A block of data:
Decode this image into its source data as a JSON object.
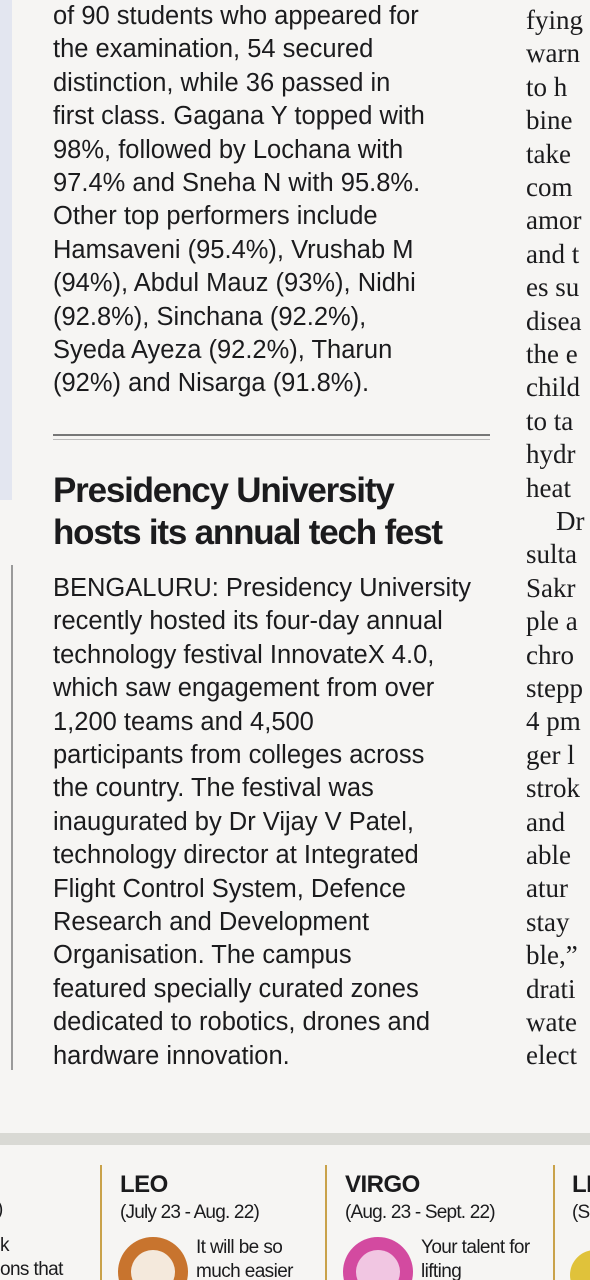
{
  "article_top": {
    "lines": [
      "of 90 students who appeared for",
      "the examination, 54 secured",
      "distinction, while 36 passed in",
      "first class. Gagana Y topped with",
      "98%, followed by Lochana with",
      "97.4% and Sneha N with 95.8%.",
      "Other top performers include",
      "Hamsaveni (95.4%), Vrushab M",
      "(94%), Abdul Mauz (93%), Nidhi",
      "(92.8%), Sinchana (92.2%),",
      "Syeda Ayeza (92.2%), Tharun",
      "(92%) and Nisarga (91.8%)."
    ]
  },
  "article": {
    "headline_lines": [
      "Presidency University",
      "hosts its annual tech fest"
    ],
    "body_lines": [
      "BENGALURU: Presidency University",
      "recently hosted its four-day annual",
      "technology festival InnovateX 4.0,",
      "which saw engagement from over",
      "1,200 teams and 4,500",
      "participants from colleges across",
      "the country. The festival was",
      "inaugurated by Dr Vijay V Patel,",
      "technology director at Integrated",
      "Flight Control System, Defence",
      "Research and Development",
      "Organisation. The campus",
      "featured specially curated zones",
      "dedicated to robotics, drones and",
      "hardware innovation."
    ]
  },
  "side_column": {
    "lines": [
      "fying",
      "warn",
      "to h",
      "bine",
      "take",
      "com",
      "amor",
      "and t",
      "es su",
      "disea",
      "the e",
      "child",
      "to ta",
      "hydr",
      "heat",
      "Dr",
      "sulta",
      "Sakr",
      "ple a",
      "chro",
      "stepp",
      "4 pm",
      "ger l",
      "strok",
      "and",
      "able",
      "atur",
      "stay",
      "ble,”",
      "drati",
      "wate",
      "elect"
    ]
  },
  "horoscope": {
    "left_fragment": [
      ")",
      "k",
      "ons that"
    ],
    "signs": [
      {
        "name": "LEO",
        "dates": "(July 23 - Aug. 22)",
        "text_lines": [
          "It will be so",
          "much easier"
        ]
      },
      {
        "name": "VIRGO",
        "dates": "(Aug. 23 - Sept. 22)",
        "text_lines": [
          "Your talent for",
          "lifting"
        ]
      }
    ],
    "right_fragment": [
      "LI",
      "(S"
    ]
  }
}
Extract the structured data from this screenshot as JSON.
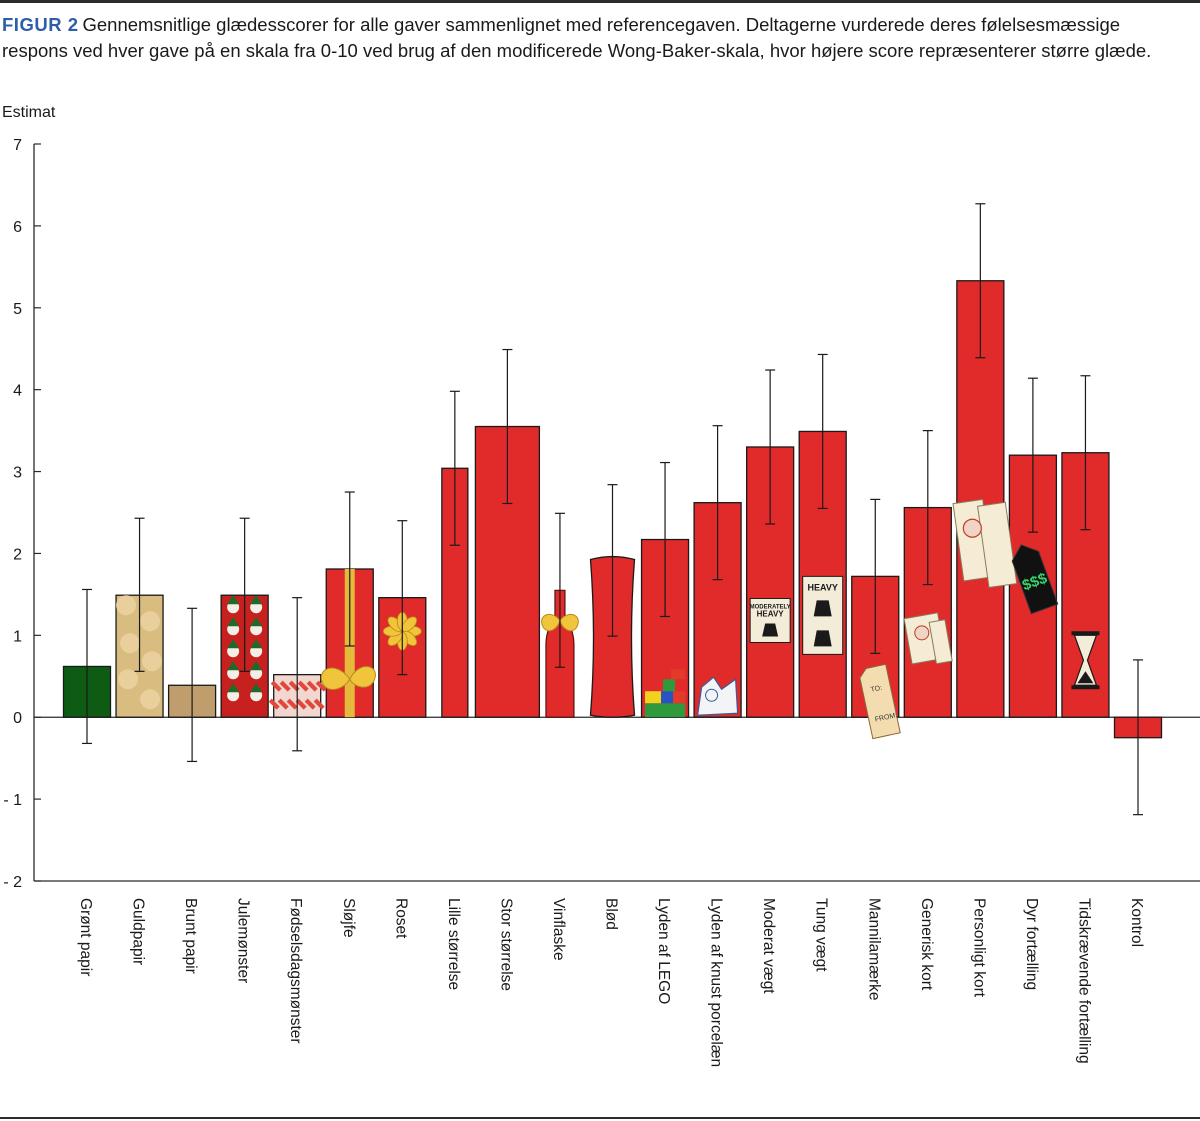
{
  "caption": {
    "label": "FIGUR 2",
    "text": "Gennemsnitlige glædesscorer for alle gaver sammenlignet med referencegaven. Deltagerne vurderede deres følelsesmæssige respons ved hver gave på en skala fra 0-10 ved brug af den modificerede Wong-Baker-skala, hvor højere score repræsenterer større glæde."
  },
  "chart_data": {
    "type": "bar",
    "ylabel": "Estimat",
    "ylim": [
      -2,
      7
    ],
    "yticks": [
      7,
      6,
      5,
      4,
      3,
      2,
      1,
      0,
      -1,
      -2
    ],
    "ytick_labels": [
      "7",
      "6",
      "5",
      "4",
      "3",
      "2",
      "1",
      "0",
      "- 1",
      "- 2"
    ],
    "categories": [
      "Grønt papir",
      "Guldpapir",
      "Brunt papir",
      "Julemønster",
      "Fødselsdagsmønster",
      "Sløjfe",
      "Roset",
      "Lille størrelse",
      "Stor størrelse",
      "Vinflaske",
      "Blød",
      "Lyden af LEGO",
      "Lyden af knust porcelæn",
      "Moderat vægt",
      "Tung vægt",
      "Mannilamærke",
      "Generisk kort",
      "Personligt kort",
      "Dyr fortælling",
      "Tidskrævende fortælling",
      "Kontrol"
    ],
    "values": [
      0.62,
      1.49,
      0.39,
      1.49,
      0.52,
      1.81,
      1.46,
      3.04,
      3.55,
      1.55,
      1.95,
      2.17,
      2.62,
      3.3,
      3.49,
      1.72,
      2.56,
      5.33,
      3.2,
      3.23,
      -0.25
    ],
    "error_low": [
      -0.32,
      0.56,
      -0.54,
      0.56,
      -0.41,
      0.87,
      0.52,
      2.1,
      2.61,
      0.61,
      0.99,
      1.23,
      1.68,
      2.36,
      2.55,
      0.78,
      1.62,
      4.39,
      2.26,
      2.29,
      -1.19
    ],
    "error_high": [
      1.56,
      2.43,
      1.33,
      2.43,
      1.46,
      2.75,
      2.4,
      3.98,
      4.49,
      2.49,
      2.84,
      3.11,
      3.56,
      4.24,
      4.43,
      2.66,
      3.5,
      6.27,
      4.14,
      4.17,
      0.7
    ],
    "colors": {
      "red": "#e12a2a",
      "green": "#0e5c14",
      "gold": "#d9bc7f",
      "brown": "#bf9d6c",
      "axis": "#2b2b2b"
    },
    "illustration_text": {
      "moderately_heavy_1": "MODERATELY",
      "moderately_heavy_2": "HEAVY",
      "heavy": "HEAVY",
      "tag_to": "TO:",
      "tag_from": "FROM:",
      "price": "$$$"
    }
  }
}
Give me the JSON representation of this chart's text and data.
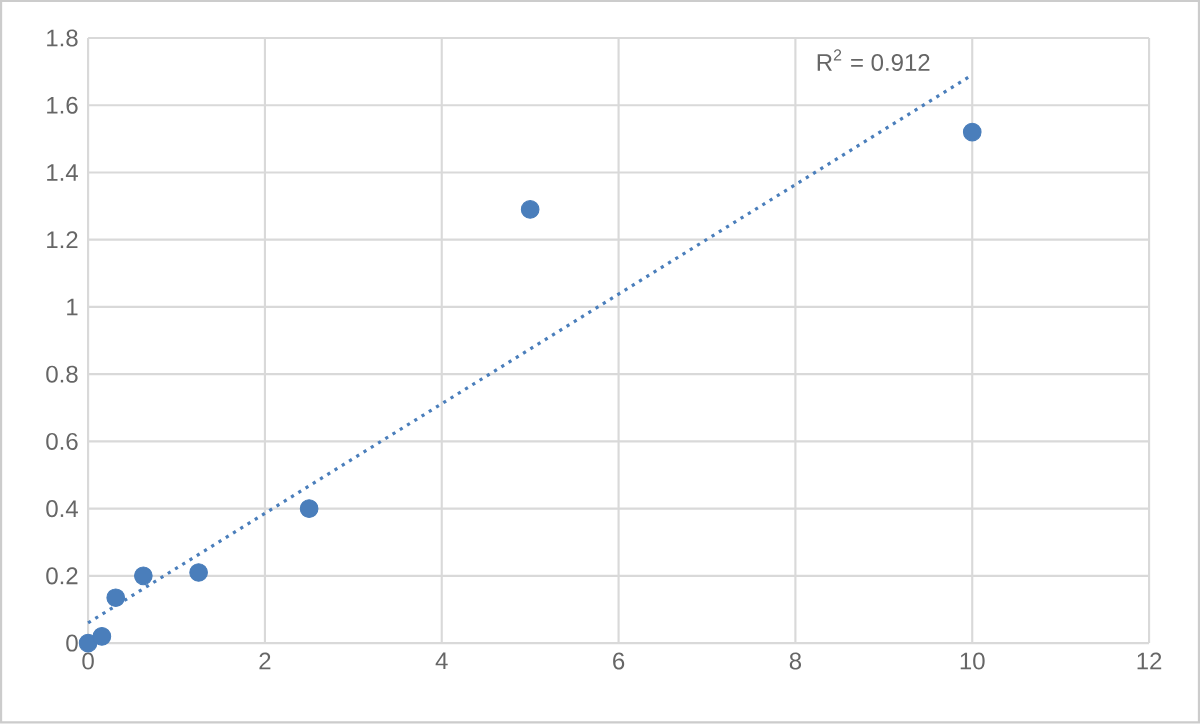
{
  "chart_data": {
    "type": "scatter",
    "xlim": [
      0,
      12
    ],
    "ylim": [
      0,
      1.8
    ],
    "xticks": [
      0,
      2,
      4,
      6,
      8,
      10,
      12
    ],
    "yticks": [
      0,
      0.2,
      0.4,
      0.6,
      0.8,
      1,
      1.2,
      1.4,
      1.6,
      1.8
    ],
    "grid": true,
    "marker": "circle",
    "series": [
      {
        "color": "#4a7ebb",
        "x": [
          0,
          0.156,
          0.3125,
          0.625,
          1.25,
          2.5,
          5,
          10
        ],
        "values": [
          0,
          0.02,
          0.135,
          0.2,
          0.21,
          0.4,
          1.29,
          1.52
        ]
      },
      {
        "type": "line",
        "color": "#4a7ebb",
        "line_style": "dotted",
        "marker": "none",
        "x": [
          0,
          10
        ],
        "values": [
          0.06,
          1.69
        ]
      }
    ],
    "annotations": [
      "R$^{2}$ = 0.912"
    ]
  }
}
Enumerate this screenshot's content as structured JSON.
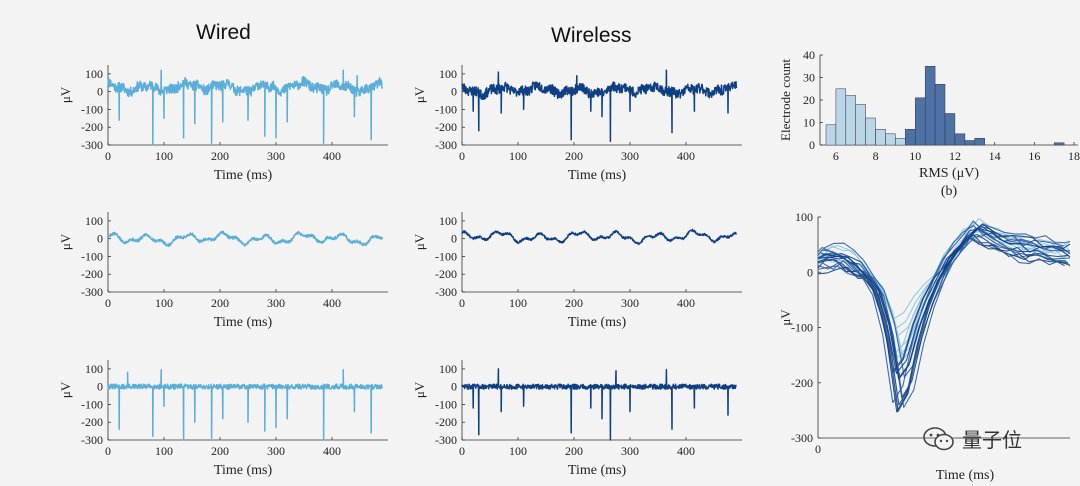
{
  "titles": {
    "wired": "Wired",
    "wireless": "Wireless"
  },
  "colors": {
    "wired": "#5aaed8",
    "wireless": "#0e3f82",
    "hist_light": "#b9d5e6",
    "hist_dark": "#4f72a6",
    "bg": "#f3f3f3"
  },
  "watermark": {
    "text": "量子位",
    "icon": "wechat-icon"
  },
  "chart_data": [
    {
      "id": "wired-raw",
      "type": "line",
      "xlabel": "Time (ms)",
      "ylabel": "μV",
      "xlim": [
        0,
        500
      ],
      "ylim": [
        -300,
        150
      ],
      "xticks": [
        "0",
        "100",
        "200",
        "300",
        "400"
      ],
      "yticks": [
        "100",
        "0",
        "-100",
        "-200",
        "-300"
      ],
      "seed": 11,
      "noise": 28,
      "wave": 30,
      "baseline": 25,
      "spikes": [
        [
          20,
          -160
        ],
        [
          80,
          -300
        ],
        [
          100,
          -150
        ],
        [
          135,
          -260
        ],
        [
          155,
          -180
        ],
        [
          185,
          -290
        ],
        [
          205,
          -170
        ],
        [
          250,
          -160
        ],
        [
          280,
          -250
        ],
        [
          300,
          -260
        ],
        [
          320,
          -170
        ],
        [
          385,
          -290
        ],
        [
          440,
          -140
        ],
        [
          470,
          -270
        ]
      ],
      "upspikes": [
        [
          95,
          120
        ],
        [
          420,
          120
        ],
        [
          445,
          90
        ]
      ]
    },
    {
      "id": "wireless-raw",
      "type": "line",
      "xlabel": "Time (ms)",
      "ylabel": "μV",
      "xlim": [
        0,
        500
      ],
      "ylim": [
        -300,
        150
      ],
      "xticks": [
        "0",
        "100",
        "200",
        "300",
        "400"
      ],
      "yticks": [
        "100",
        "0",
        "-100",
        "-200",
        "-300"
      ],
      "seed": 23,
      "noise": 28,
      "wave": 26,
      "baseline": 10,
      "spikes": [
        [
          20,
          -110
        ],
        [
          30,
          -220
        ],
        [
          70,
          -120
        ],
        [
          110,
          -100
        ],
        [
          195,
          -270
        ],
        [
          230,
          -110
        ],
        [
          250,
          -140
        ],
        [
          265,
          -280
        ],
        [
          300,
          -110
        ],
        [
          375,
          -230
        ],
        [
          415,
          -110
        ],
        [
          475,
          -120
        ]
      ],
      "upspikes": [
        [
          65,
          110
        ],
        [
          205,
          90
        ],
        [
          365,
          120
        ]
      ]
    },
    {
      "id": "wired-lfp",
      "type": "line",
      "xlabel": "Time (ms)",
      "ylabel": "μV",
      "xlim": [
        0,
        500
      ],
      "ylim": [
        -300,
        150
      ],
      "xticks": [
        "0",
        "100",
        "200",
        "300",
        "400"
      ],
      "yticks": [
        "100",
        "0",
        "-100",
        "-200",
        "-300"
      ],
      "seed": 5,
      "noise": 8,
      "wave": 35,
      "baseline": 0,
      "spikes": [],
      "upspikes": []
    },
    {
      "id": "wireless-lfp",
      "type": "line",
      "xlabel": "Time (ms)",
      "ylabel": "μV",
      "xlim": [
        0,
        500
      ],
      "ylim": [
        -300,
        150
      ],
      "xticks": [
        "0",
        "100",
        "200",
        "300",
        "400"
      ],
      "yticks": [
        "100",
        "0",
        "-100",
        "-200",
        "-300"
      ],
      "seed": 9,
      "noise": 6,
      "wave": 35,
      "baseline": 10,
      "spikes": [],
      "upspikes": []
    },
    {
      "id": "wired-spikes",
      "type": "line",
      "xlabel": "Time (ms)",
      "ylabel": "μV",
      "xlim": [
        0,
        500
      ],
      "ylim": [
        -300,
        150
      ],
      "xticks": [
        "0",
        "100",
        "200",
        "300",
        "400"
      ],
      "yticks": [
        "100",
        "0",
        "-100",
        "-200",
        "-300"
      ],
      "seed": 31,
      "noise": 14,
      "wave": 0,
      "baseline": 0,
      "spikes": [
        [
          20,
          -240
        ],
        [
          80,
          -280
        ],
        [
          100,
          -110
        ],
        [
          135,
          -300
        ],
        [
          155,
          -200
        ],
        [
          185,
          -290
        ],
        [
          205,
          -180
        ],
        [
          250,
          -200
        ],
        [
          280,
          -250
        ],
        [
          300,
          -230
        ],
        [
          320,
          -180
        ],
        [
          385,
          -300
        ],
        [
          440,
          -140
        ],
        [
          470,
          -260
        ]
      ],
      "upspikes": [
        [
          35,
          80
        ],
        [
          95,
          95
        ],
        [
          420,
          95
        ]
      ]
    },
    {
      "id": "wireless-spikes",
      "type": "line",
      "xlabel": "Time (ms)",
      "ylabel": "μV",
      "xlim": [
        0,
        500
      ],
      "ylim": [
        -300,
        150
      ],
      "xticks": [
        "0",
        "100",
        "200",
        "300",
        "400"
      ],
      "yticks": [
        "100",
        "0",
        "-100",
        "-200",
        "-300"
      ],
      "seed": 47,
      "noise": 14,
      "wave": 0,
      "baseline": 0,
      "spikes": [
        [
          20,
          -120
        ],
        [
          30,
          -270
        ],
        [
          70,
          -140
        ],
        [
          110,
          -110
        ],
        [
          195,
          -260
        ],
        [
          230,
          -120
        ],
        [
          250,
          -180
        ],
        [
          265,
          -300
        ],
        [
          300,
          -140
        ],
        [
          375,
          -240
        ],
        [
          415,
          -120
        ],
        [
          475,
          -160
        ]
      ],
      "upspikes": [
        [
          65,
          100
        ],
        [
          275,
          90
        ],
        [
          365,
          95
        ]
      ]
    },
    {
      "id": "rms-histogram",
      "type": "bar",
      "xlabel": "RMS (μV)",
      "ylabel": "Electrode count",
      "caption": "(b)",
      "xlim": [
        5.2,
        18.2
      ],
      "ylim": [
        0,
        40
      ],
      "xticks": [
        "6",
        "8",
        "10",
        "12",
        "14",
        "16",
        "18"
      ],
      "yticks": [
        "40",
        "30",
        "20",
        "10",
        "0"
      ],
      "series": [
        {
          "name": "wired",
          "bin_width": 0.5,
          "x": [
            5.75,
            6.25,
            6.75,
            7.25,
            7.75,
            8.25,
            8.75,
            9.25,
            9.75
          ],
          "values": [
            9,
            25,
            22,
            18,
            12,
            7,
            5,
            3,
            1
          ]
        },
        {
          "name": "wireless",
          "bin_width": 0.5,
          "x": [
            9.75,
            10.25,
            10.75,
            11.25,
            11.75,
            12.25,
            12.75,
            13.25,
            17.25
          ],
          "values": [
            7,
            21,
            35,
            27,
            14,
            5,
            2,
            3,
            1
          ]
        }
      ]
    },
    {
      "id": "spike-waveforms",
      "type": "line",
      "xlabel": "Time (ms)",
      "ylabel": "μV",
      "xlim": [
        0,
        2.5
      ],
      "ylim": [
        -300,
        100
      ],
      "xticks": [
        "0"
      ],
      "yticks": [
        "100",
        "0",
        "-100",
        "-200",
        "-300"
      ],
      "n_light": 8,
      "n_dark": 14,
      "template": {
        "x": [
          0,
          0.1,
          0.2,
          0.3,
          0.4,
          0.5,
          0.6,
          0.7,
          0.8,
          0.9,
          1.0,
          1.1,
          1.2,
          1.3,
          1.4,
          1.5,
          1.6,
          1.7,
          1.8,
          1.9,
          2.0,
          2.1,
          2.2,
          2.3,
          2.4,
          2.5
        ],
        "y": [
          20,
          25,
          25,
          18,
          5,
          -10,
          -40,
          -110,
          -230,
          -200,
          -120,
          -60,
          -15,
          20,
          45,
          65,
          72,
          65,
          55,
          50,
          45,
          42,
          40,
          35,
          32,
          30
        ]
      },
      "seed": 77
    }
  ]
}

■ **WHAT THE TASK ASKS**
Filter the entries above down to the lines containing the word "wired".

■ **SOLUTION BELOW**
    "wired": "Wired",
    "wired": "#5aaed8",
      "id": "wired-raw",
      "id": "wired-lfp",
      "id": "wired-spikes",
          "name": "wired",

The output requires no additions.